**Request**
Transcribe the records that follow. Keep every word exactly, and drop the pictures.

**Collected data entries**
##########

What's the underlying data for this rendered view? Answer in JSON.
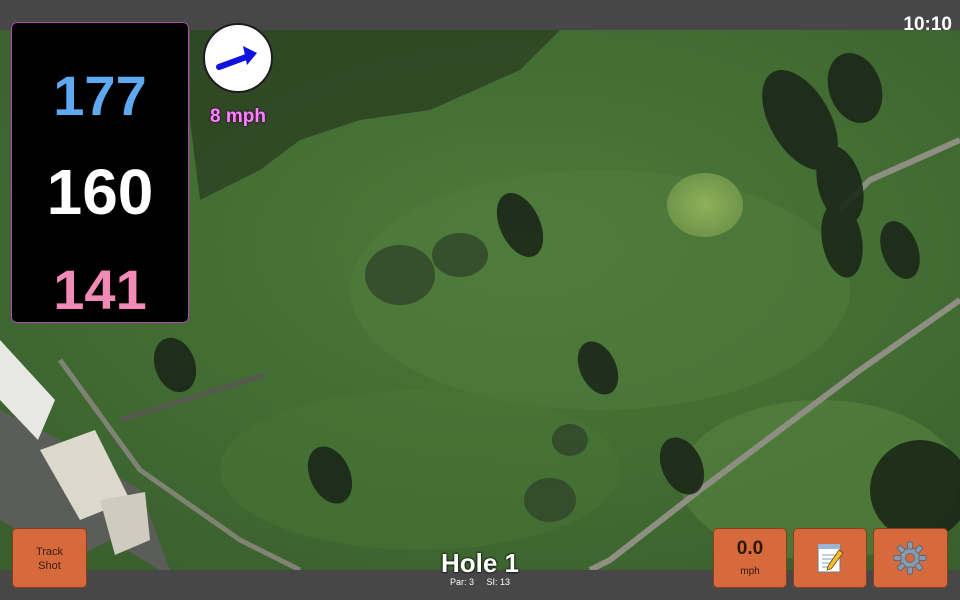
{
  "status": {
    "time": "10:10"
  },
  "distances": {
    "back": "177",
    "middle": "160",
    "front": "141"
  },
  "wind": {
    "speed": "8 mph",
    "icon": "arrow-right-icon",
    "color": "#1010e0"
  },
  "hole": {
    "title": "Hole 1",
    "par": "Par: 3",
    "stroke_index": "SI: 13"
  },
  "buttons": {
    "track_shot_line1": "Track",
    "track_shot_line2": "Shot",
    "speed_value": "0.0",
    "speed_unit": "mph",
    "notes_icon": "notepad-icon",
    "settings_icon": "gear-icon"
  },
  "colors": {
    "accent_button": "#d66a3d",
    "distance_back": "#5fa9f0",
    "distance_middle": "#ffffff",
    "distance_front": "#f28ab8",
    "wind_text": "#ff84ff"
  }
}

##########

**Correct answer**
What's the underlying data for this rendered view? Answer in JSON.
{
  "status": {
    "time": "10:10"
  },
  "distances": {
    "back": "177",
    "middle": "160",
    "front": "141"
  },
  "wind": {
    "speed": "8 mph",
    "icon": "arrow-right-icon",
    "color": "#1010e0"
  },
  "hole": {
    "title": "Hole 1",
    "par": "Par: 3",
    "stroke_index": "SI: 13"
  },
  "buttons": {
    "track_shot_line1": "Track",
    "track_shot_line2": "Shot",
    "speed_value": "0.0",
    "speed_unit": "mph",
    "notes_icon": "notepad-icon",
    "settings_icon": "gear-icon"
  },
  "colors": {
    "accent_button": "#d66a3d",
    "distance_back": "#5fa9f0",
    "distance_middle": "#ffffff",
    "distance_front": "#f28ab8",
    "wind_text": "#ff84ff"
  }
}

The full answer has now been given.